**Data shown**

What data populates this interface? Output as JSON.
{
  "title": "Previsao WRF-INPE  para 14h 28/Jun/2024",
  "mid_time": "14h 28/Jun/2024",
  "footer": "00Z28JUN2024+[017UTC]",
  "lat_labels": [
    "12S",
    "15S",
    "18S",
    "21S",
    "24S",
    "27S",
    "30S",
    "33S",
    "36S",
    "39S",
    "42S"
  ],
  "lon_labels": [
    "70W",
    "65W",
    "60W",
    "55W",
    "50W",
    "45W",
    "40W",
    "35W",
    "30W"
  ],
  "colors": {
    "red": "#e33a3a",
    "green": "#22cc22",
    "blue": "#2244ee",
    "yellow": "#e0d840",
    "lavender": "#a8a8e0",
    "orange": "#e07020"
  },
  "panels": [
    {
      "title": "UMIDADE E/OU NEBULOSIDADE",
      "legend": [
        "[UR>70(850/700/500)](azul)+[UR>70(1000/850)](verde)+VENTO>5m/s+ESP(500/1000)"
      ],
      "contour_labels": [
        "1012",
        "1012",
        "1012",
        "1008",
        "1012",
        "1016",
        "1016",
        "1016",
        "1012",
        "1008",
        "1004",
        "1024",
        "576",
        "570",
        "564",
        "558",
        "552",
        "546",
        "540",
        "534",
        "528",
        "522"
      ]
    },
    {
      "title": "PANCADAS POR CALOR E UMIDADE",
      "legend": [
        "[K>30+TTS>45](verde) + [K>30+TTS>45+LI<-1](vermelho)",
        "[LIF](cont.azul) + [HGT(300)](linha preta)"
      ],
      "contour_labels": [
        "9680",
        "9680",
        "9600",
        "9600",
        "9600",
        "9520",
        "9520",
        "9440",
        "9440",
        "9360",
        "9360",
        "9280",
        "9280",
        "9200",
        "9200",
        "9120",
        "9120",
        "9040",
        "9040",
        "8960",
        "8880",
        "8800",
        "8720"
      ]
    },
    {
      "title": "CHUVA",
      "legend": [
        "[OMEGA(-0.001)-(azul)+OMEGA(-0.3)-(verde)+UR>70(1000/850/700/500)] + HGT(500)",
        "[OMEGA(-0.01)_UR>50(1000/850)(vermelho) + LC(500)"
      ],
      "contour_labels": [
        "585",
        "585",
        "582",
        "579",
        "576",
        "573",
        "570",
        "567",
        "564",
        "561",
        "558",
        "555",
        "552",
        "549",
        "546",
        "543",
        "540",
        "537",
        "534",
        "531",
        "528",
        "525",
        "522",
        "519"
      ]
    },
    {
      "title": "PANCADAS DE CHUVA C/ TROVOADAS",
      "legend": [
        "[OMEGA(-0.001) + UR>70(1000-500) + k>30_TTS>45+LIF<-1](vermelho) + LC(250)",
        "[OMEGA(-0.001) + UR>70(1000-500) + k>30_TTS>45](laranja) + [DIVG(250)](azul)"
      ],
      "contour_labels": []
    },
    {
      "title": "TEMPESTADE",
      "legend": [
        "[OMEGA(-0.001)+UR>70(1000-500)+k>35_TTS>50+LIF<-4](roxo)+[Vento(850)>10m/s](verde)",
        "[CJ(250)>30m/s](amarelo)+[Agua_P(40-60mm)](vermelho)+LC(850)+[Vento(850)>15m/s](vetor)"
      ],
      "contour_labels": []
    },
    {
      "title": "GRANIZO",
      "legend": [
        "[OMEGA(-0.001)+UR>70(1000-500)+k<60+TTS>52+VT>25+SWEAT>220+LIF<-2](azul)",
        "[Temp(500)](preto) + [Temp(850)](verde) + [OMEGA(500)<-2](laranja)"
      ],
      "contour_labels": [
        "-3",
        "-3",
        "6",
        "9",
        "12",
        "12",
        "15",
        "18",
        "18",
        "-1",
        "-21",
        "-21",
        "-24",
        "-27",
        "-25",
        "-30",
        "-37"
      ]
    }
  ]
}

**Problem to solve**
Identify the lines that contain the string "OMEGA", and copy every one of them.

**Task solution**
        "[OMEGA(-0.001)-(azul)+OMEGA(-0.3)-(verde)+UR>70(1000/850/700/500)] + HGT(500)",
        "[OMEGA(-0.01)_UR>50(1000/850)(vermelho) + LC(500)"
        "[OMEGA(-0.001) + UR>70(1000-500) + k>30_TTS>45+LIF<-1](vermelho) + LC(250)",
        "[OMEGA(-0.001) + UR>70(1000-500) + k>30_TTS>45](laranja) + [DIVG(250)](azul)"
        "[OMEGA(-0.001)+UR>70(1000-500)+k>35_TTS>50+LIF<-4](roxo)+[Vento(850)>10m/s](verde)",
        "[OMEGA(-0.001)+UR>70(1000-500)+k<60+TTS>52+VT>25+SWEAT>220+LIF<-2](azul)",
        "[Temp(500)](preto) + [Temp(850)](verde) + [OMEGA(500)<-2](laranja)"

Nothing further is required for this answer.